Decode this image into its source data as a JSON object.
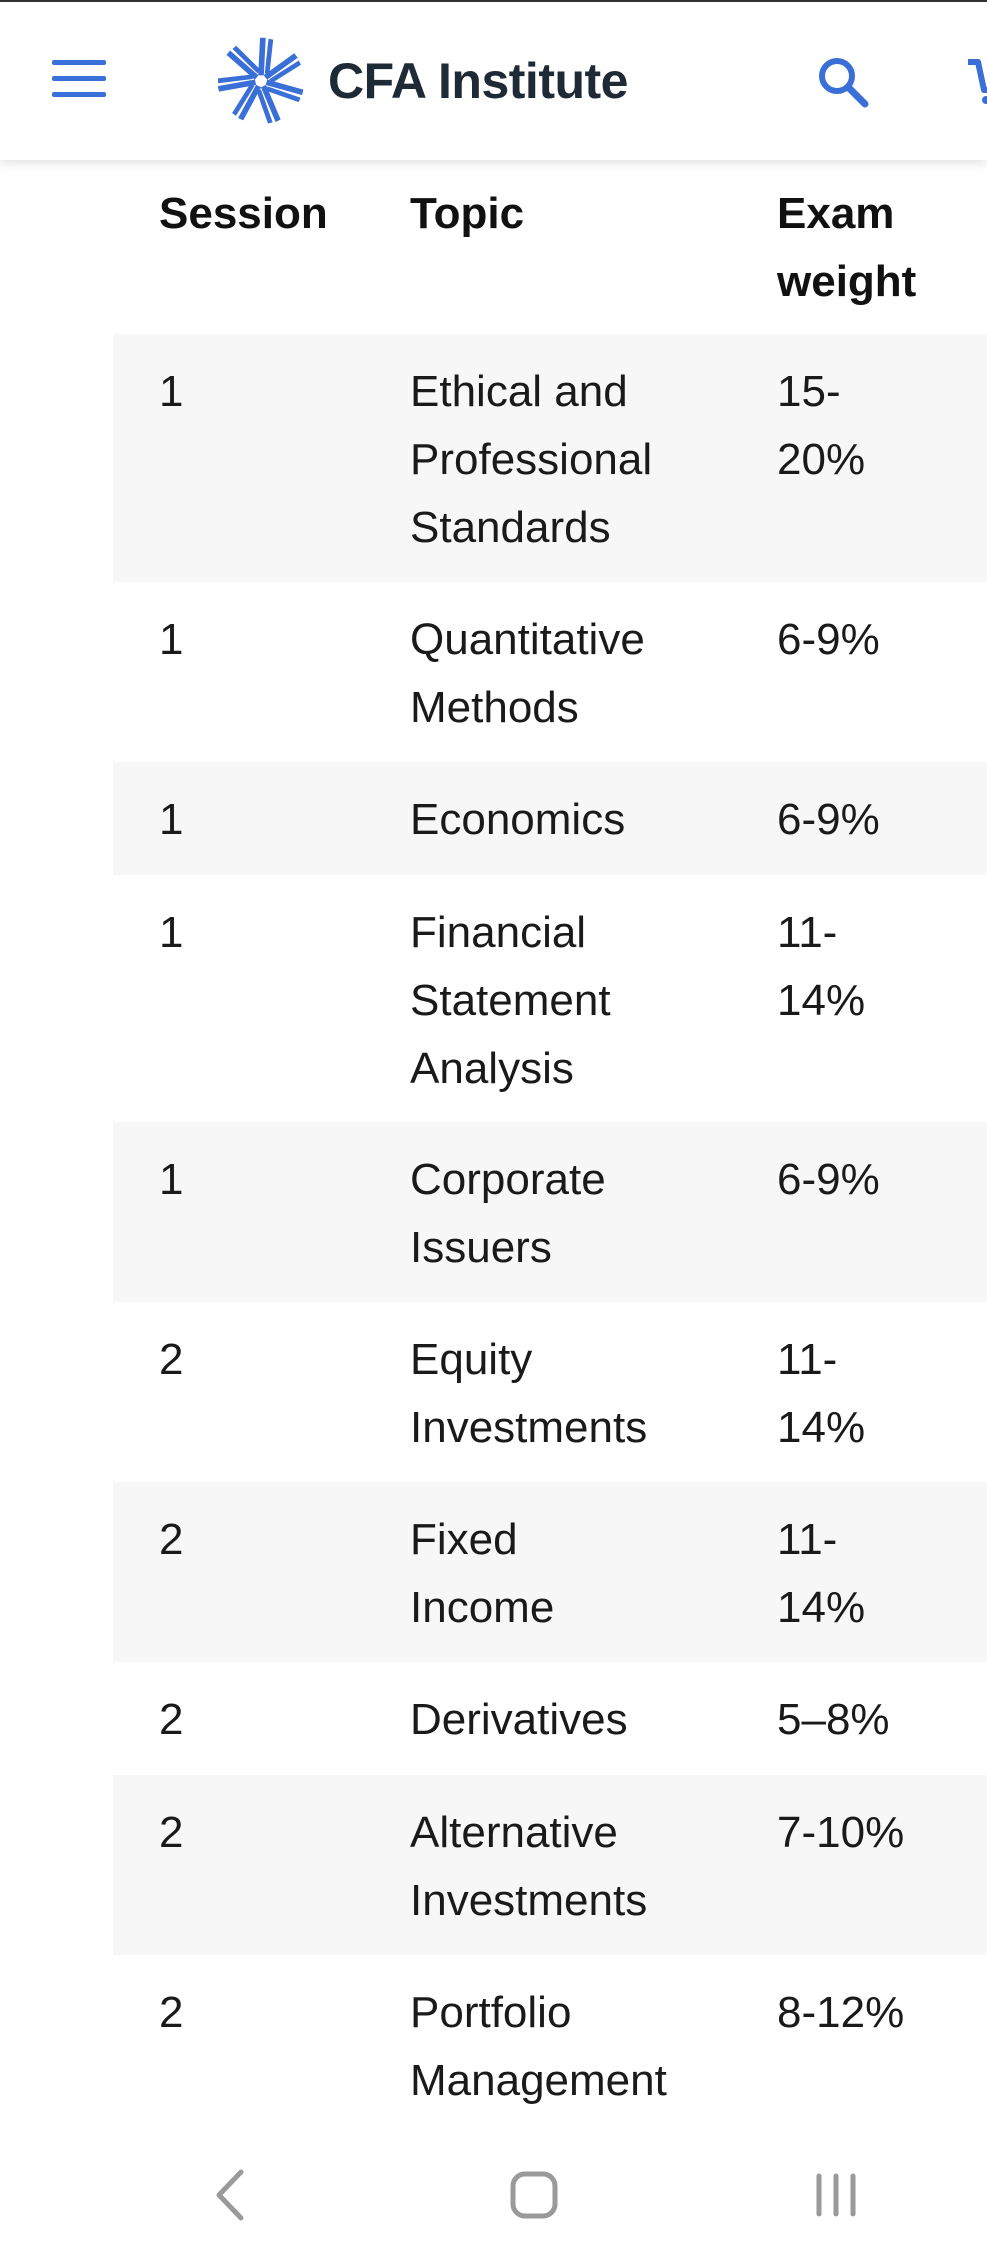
{
  "header": {
    "brand": "CFA Institute",
    "icons": {
      "menu": "hamburger-menu-icon",
      "logo": "cfa-logo-icon",
      "search": "search-icon",
      "cart": "cart-icon"
    }
  },
  "table": {
    "headers": {
      "session": "Session",
      "topic": "Topic",
      "weight": "Exam weight"
    },
    "rows": [
      {
        "session": "1",
        "topic": "Ethical and Professional Standards",
        "weight": "15-20%"
      },
      {
        "session": "1",
        "topic": "Quantitative Methods",
        "weight": "6-9%"
      },
      {
        "session": "1",
        "topic": "Economics",
        "weight": "6-9%"
      },
      {
        "session": "1",
        "topic": "Financial Statement Analysis",
        "weight": "11-14%"
      },
      {
        "session": "1",
        "topic": "Corporate Issuers",
        "weight": "6-9%"
      },
      {
        "session": "2",
        "topic": "Equity Investments",
        "weight": "11-14%"
      },
      {
        "session": "2",
        "topic": "Fixed Income",
        "weight": "11-14%"
      },
      {
        "session": "2",
        "topic": "Derivatives",
        "weight": "5–8%"
      },
      {
        "session": "2",
        "topic": "Alternative Investments",
        "weight": "7-10%"
      },
      {
        "session": "2",
        "topic": "Portfolio Management",
        "weight": "8-12%"
      }
    ]
  },
  "navbar": {
    "icons": {
      "back": "back-icon",
      "home": "home-icon",
      "recents": "recents-icon"
    }
  },
  "colors": {
    "brand_blue": "#3a6fd8",
    "row_shade": "#f7f7f7",
    "nav_gray": "#9a9a9a"
  }
}
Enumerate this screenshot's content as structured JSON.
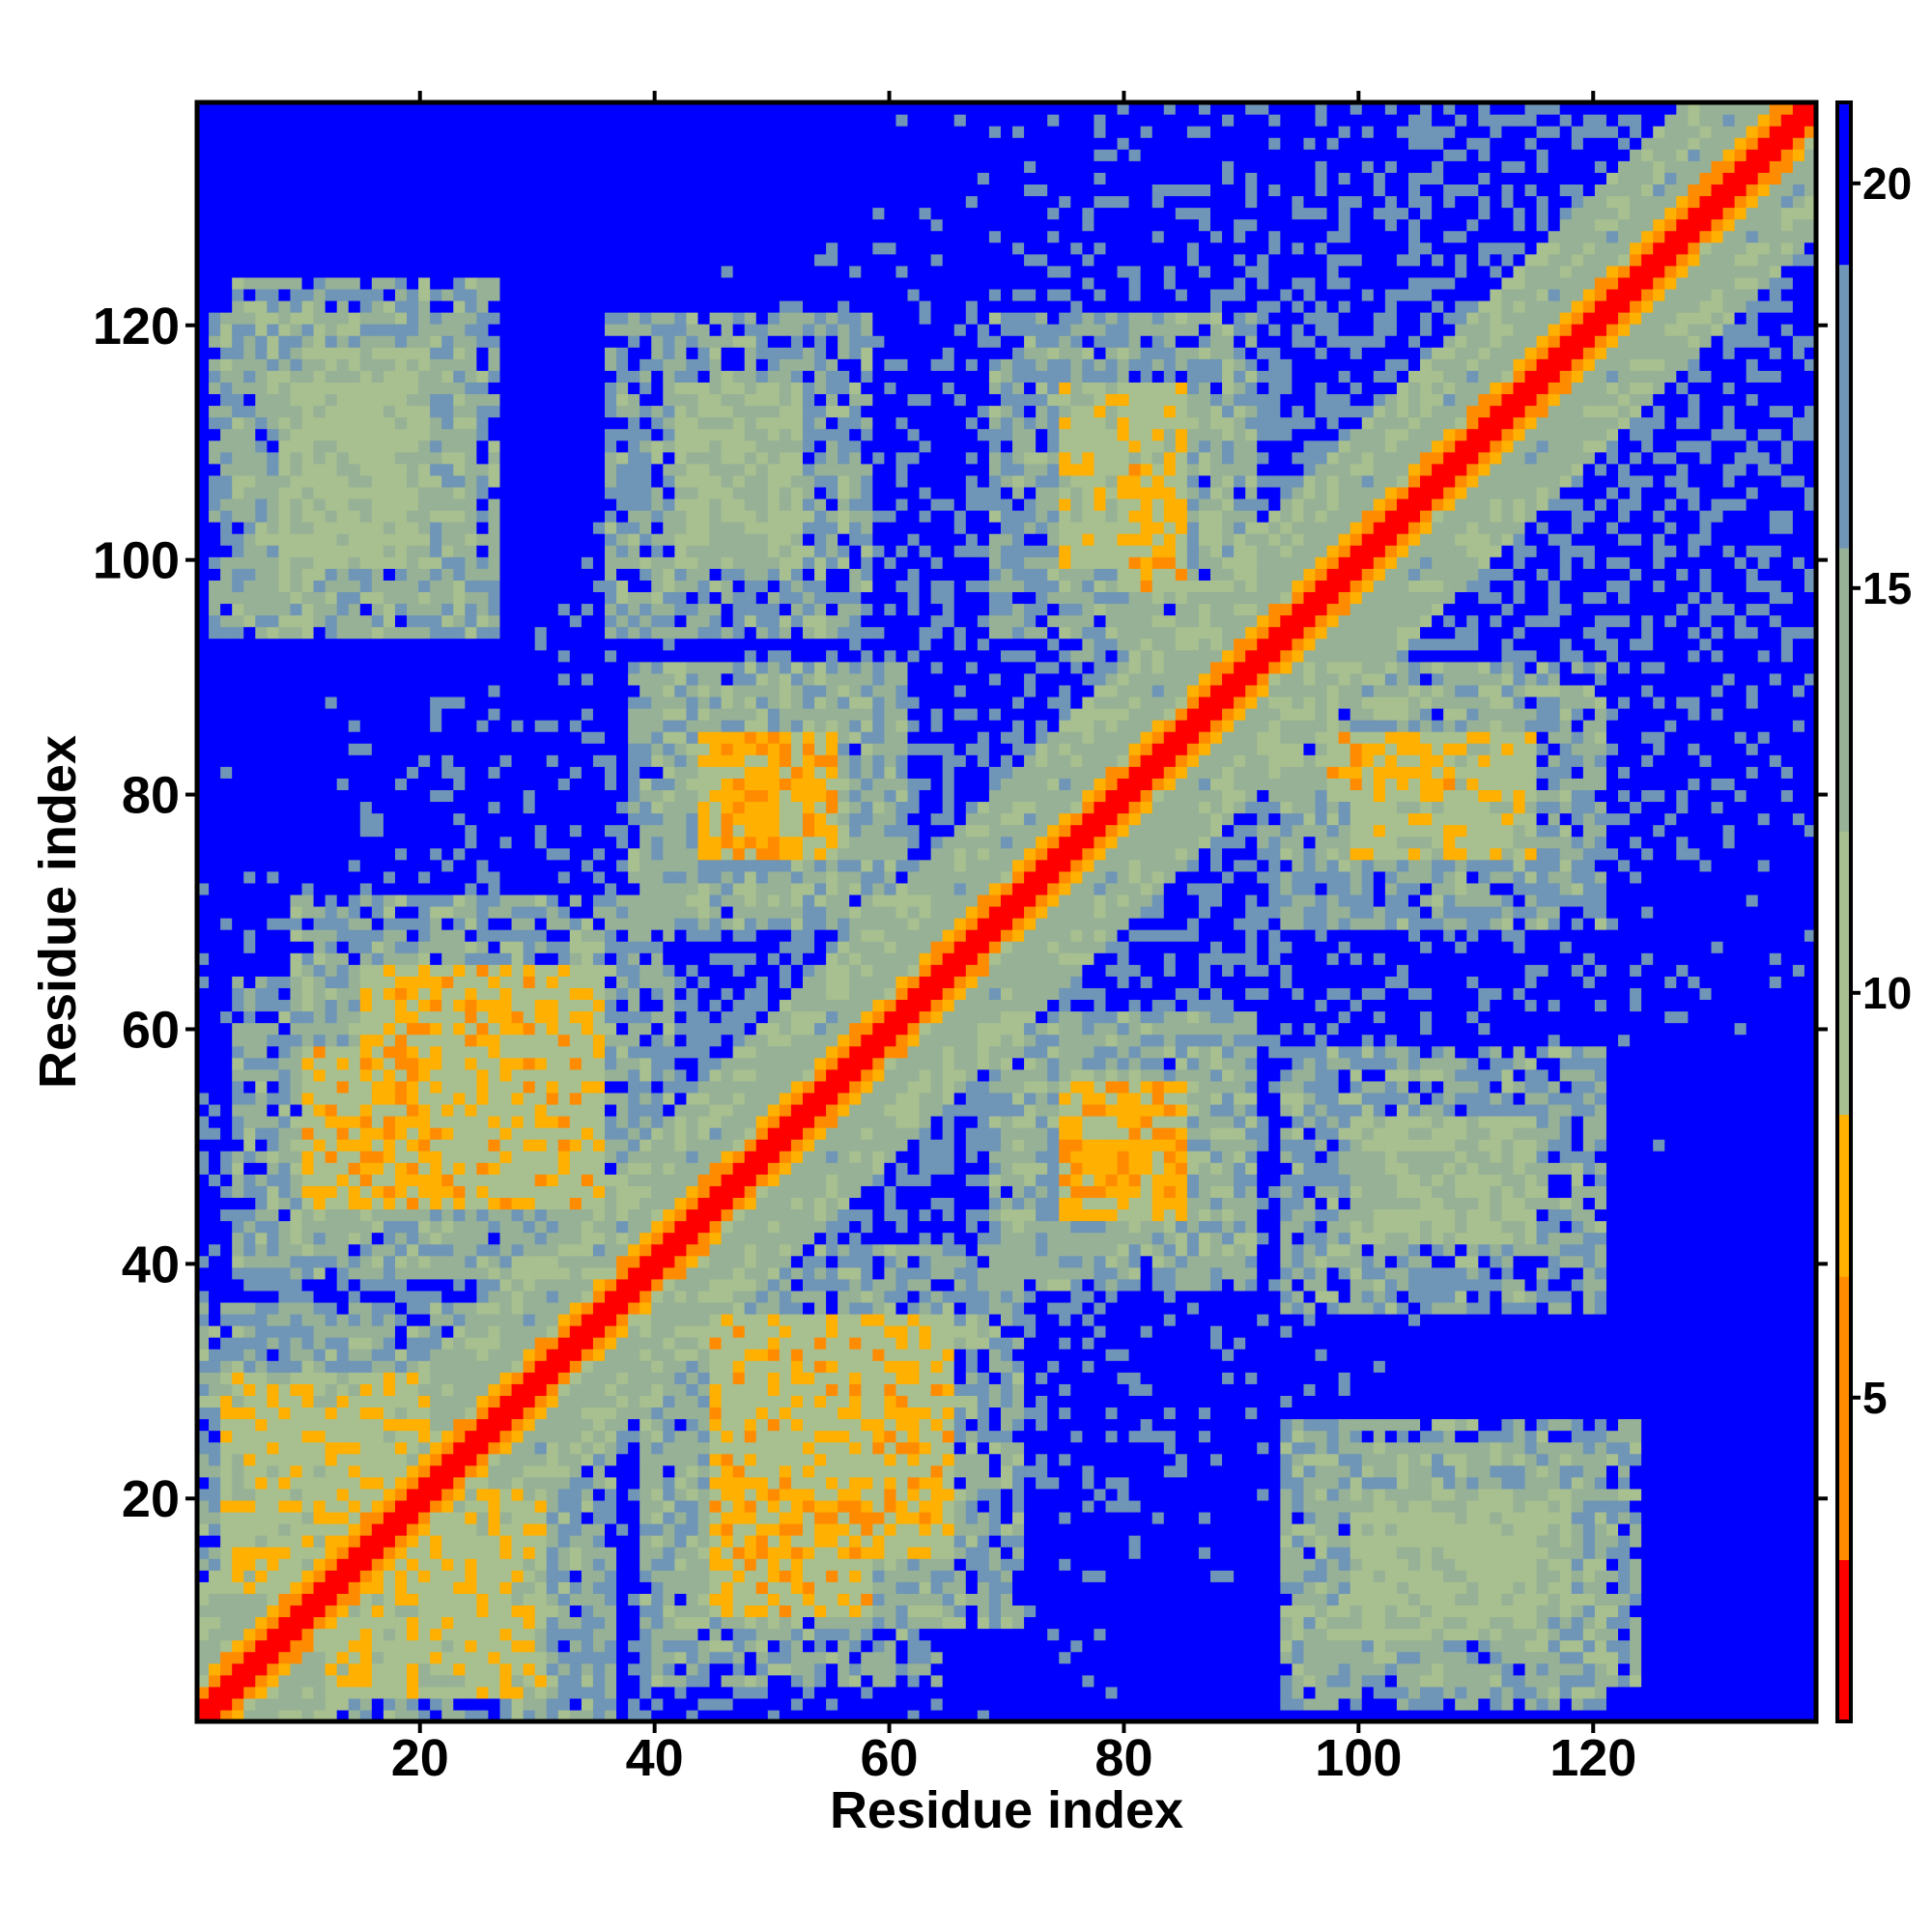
*****
▶ CHALLENGE:
Locate all lines holding the word "topic", then copy them out.

▶ COMPLETED EXERCISE:
      "topic": "Topic",
        "topic": "Ethical and Professional Standards",
        "topic": "Quantitative Methods",
        "topic": "Economics",
        "topic": "Financial Statement Analysis",
        "topic": "Corporate Issuers",
        "topic": "Equity Investments",
        "topic": "Fixed Income",
        "topic": "Derivatives",
        "topic": "Alternative Investments",
        "topic": "Portfolio Management",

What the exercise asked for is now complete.